• The problem
Gather from the material every line that contains the string "edge".

>> Begin Source data

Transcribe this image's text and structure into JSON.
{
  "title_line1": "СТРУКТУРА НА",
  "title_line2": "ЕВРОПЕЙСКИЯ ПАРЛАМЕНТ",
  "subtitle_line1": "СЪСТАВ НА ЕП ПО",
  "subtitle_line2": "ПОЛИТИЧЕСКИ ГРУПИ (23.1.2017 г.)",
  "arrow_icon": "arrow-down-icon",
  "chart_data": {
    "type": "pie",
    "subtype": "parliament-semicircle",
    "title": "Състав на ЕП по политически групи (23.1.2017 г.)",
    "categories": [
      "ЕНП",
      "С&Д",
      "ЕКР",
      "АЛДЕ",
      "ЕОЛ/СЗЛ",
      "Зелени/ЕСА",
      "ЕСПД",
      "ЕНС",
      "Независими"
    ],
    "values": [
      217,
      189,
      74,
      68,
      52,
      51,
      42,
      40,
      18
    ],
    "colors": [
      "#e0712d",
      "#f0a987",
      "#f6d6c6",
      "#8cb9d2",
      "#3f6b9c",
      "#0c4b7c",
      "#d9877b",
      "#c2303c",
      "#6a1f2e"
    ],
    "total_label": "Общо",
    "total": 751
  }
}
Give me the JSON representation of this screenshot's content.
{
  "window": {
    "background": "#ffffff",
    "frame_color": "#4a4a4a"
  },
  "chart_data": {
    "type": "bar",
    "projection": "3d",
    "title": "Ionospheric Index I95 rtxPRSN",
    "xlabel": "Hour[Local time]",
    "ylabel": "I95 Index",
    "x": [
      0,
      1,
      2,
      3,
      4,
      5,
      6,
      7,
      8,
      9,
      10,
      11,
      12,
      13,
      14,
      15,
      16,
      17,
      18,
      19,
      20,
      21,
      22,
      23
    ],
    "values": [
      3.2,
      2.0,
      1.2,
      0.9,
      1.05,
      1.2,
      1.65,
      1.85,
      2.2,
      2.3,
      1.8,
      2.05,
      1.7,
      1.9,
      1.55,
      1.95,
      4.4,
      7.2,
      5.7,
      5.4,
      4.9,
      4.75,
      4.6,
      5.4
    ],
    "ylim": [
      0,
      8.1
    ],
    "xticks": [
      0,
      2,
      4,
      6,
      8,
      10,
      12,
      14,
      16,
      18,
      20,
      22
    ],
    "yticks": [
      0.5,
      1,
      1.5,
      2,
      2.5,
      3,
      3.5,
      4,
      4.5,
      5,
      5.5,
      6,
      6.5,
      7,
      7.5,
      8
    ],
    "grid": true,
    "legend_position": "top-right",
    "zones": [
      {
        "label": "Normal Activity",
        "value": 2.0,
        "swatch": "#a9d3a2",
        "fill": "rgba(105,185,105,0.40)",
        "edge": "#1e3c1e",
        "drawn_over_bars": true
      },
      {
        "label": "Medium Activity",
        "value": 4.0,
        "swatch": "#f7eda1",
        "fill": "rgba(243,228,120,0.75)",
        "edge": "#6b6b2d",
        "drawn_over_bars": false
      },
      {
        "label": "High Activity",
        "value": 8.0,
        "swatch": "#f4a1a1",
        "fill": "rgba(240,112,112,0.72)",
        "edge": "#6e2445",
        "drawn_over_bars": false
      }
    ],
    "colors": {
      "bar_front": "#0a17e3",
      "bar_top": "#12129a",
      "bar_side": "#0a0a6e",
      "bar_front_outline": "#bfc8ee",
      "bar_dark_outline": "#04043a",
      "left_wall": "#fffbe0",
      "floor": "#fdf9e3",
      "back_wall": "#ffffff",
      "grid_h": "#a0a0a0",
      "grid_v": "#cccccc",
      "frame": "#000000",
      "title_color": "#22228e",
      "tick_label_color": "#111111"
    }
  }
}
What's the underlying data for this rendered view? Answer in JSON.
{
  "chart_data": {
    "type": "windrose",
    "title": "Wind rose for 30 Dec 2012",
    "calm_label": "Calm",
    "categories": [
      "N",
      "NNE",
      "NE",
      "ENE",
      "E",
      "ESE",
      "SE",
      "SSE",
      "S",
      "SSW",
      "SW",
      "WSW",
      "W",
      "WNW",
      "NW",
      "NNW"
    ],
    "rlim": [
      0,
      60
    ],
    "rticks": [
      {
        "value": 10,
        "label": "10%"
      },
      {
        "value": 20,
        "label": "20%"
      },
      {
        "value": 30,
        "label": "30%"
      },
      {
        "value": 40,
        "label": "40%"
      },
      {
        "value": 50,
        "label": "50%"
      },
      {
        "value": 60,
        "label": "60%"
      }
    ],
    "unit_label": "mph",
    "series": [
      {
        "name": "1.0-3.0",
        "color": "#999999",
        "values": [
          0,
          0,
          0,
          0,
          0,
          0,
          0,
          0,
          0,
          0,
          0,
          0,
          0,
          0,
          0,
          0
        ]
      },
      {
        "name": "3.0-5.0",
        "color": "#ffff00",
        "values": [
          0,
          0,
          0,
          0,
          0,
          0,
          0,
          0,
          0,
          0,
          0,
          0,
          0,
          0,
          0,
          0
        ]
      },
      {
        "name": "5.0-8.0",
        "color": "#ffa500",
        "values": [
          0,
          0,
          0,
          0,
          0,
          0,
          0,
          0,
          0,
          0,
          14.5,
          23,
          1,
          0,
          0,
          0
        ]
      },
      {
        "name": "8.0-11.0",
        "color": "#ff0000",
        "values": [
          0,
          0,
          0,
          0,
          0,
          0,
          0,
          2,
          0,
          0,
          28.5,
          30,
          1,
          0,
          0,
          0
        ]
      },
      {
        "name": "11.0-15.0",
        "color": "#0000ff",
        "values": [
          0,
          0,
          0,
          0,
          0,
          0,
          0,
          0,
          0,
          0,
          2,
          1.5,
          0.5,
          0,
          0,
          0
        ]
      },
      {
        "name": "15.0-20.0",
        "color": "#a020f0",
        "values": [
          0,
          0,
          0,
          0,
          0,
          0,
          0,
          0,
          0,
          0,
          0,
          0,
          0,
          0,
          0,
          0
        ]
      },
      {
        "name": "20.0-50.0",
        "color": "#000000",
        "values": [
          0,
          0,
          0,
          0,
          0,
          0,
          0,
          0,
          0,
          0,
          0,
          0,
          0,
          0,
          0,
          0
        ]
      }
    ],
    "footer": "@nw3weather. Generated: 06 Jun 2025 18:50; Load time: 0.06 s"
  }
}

>> End Source data

• Result of the exercise
        "edge": "#1e3c1e",
        "edge": "#6b6b2d",
        "edge": "#6e2445",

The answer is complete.